# Input data
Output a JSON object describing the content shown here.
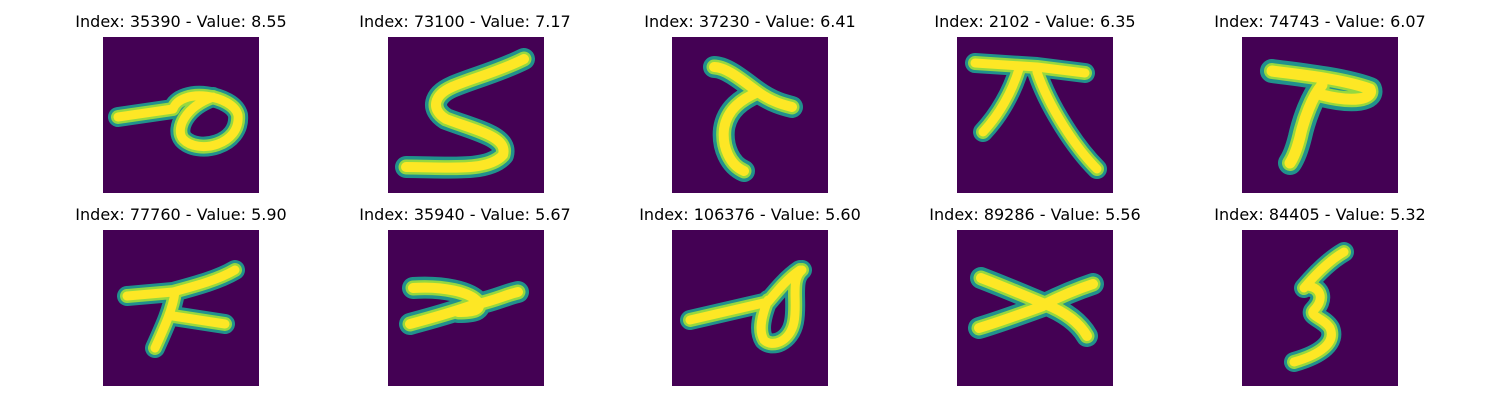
{
  "colors": {
    "background": "#440154",
    "stroke_core": "#fde725",
    "stroke_mid": "#95d840",
    "stroke_edge": "#21918c"
  },
  "figures": [
    {
      "title": "Index: 35390 - Value: 8.55",
      "glyph": "loop-with-tail"
    },
    {
      "title": "Index: 73100 - Value: 7.17",
      "glyph": "five"
    },
    {
      "title": "Index: 37230 - Value: 6.41",
      "glyph": "curved-seven"
    },
    {
      "title": "Index: 2102 - Value: 6.35",
      "glyph": "bar-with-legs"
    },
    {
      "title": "Index: 74743 - Value: 6.07",
      "glyph": "t-shape"
    },
    {
      "title": "Index: 77760 - Value: 5.90",
      "glyph": "crossed-strokes"
    },
    {
      "title": "Index: 35940 - Value: 5.67",
      "glyph": "sideways-y"
    },
    {
      "title": "Index: 106376 - Value: 5.60",
      "glyph": "loop-with-tail"
    },
    {
      "title": "Index: 89286 - Value: 5.56",
      "glyph": "sideways-x"
    },
    {
      "title": "Index: 84405 - Value: 5.32",
      "glyph": "five"
    }
  ]
}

# Requirements
Return, from the data, each line that has the word "title" in it.

# Expected output
      "title": "Index: 35390 - Value: 8.55",
      "title": "Index: 73100 - Value: 7.17",
      "title": "Index: 37230 - Value: 6.41",
      "title": "Index: 2102 - Value: 6.35",
      "title": "Index: 74743 - Value: 6.07",
      "title": "Index: 77760 - Value: 5.90",
      "title": "Index: 35940 - Value: 5.67",
      "title": "Index: 106376 - Value: 5.60",
      "title": "Index: 89286 - Value: 5.56",
      "title": "Index: 84405 - Value: 5.32",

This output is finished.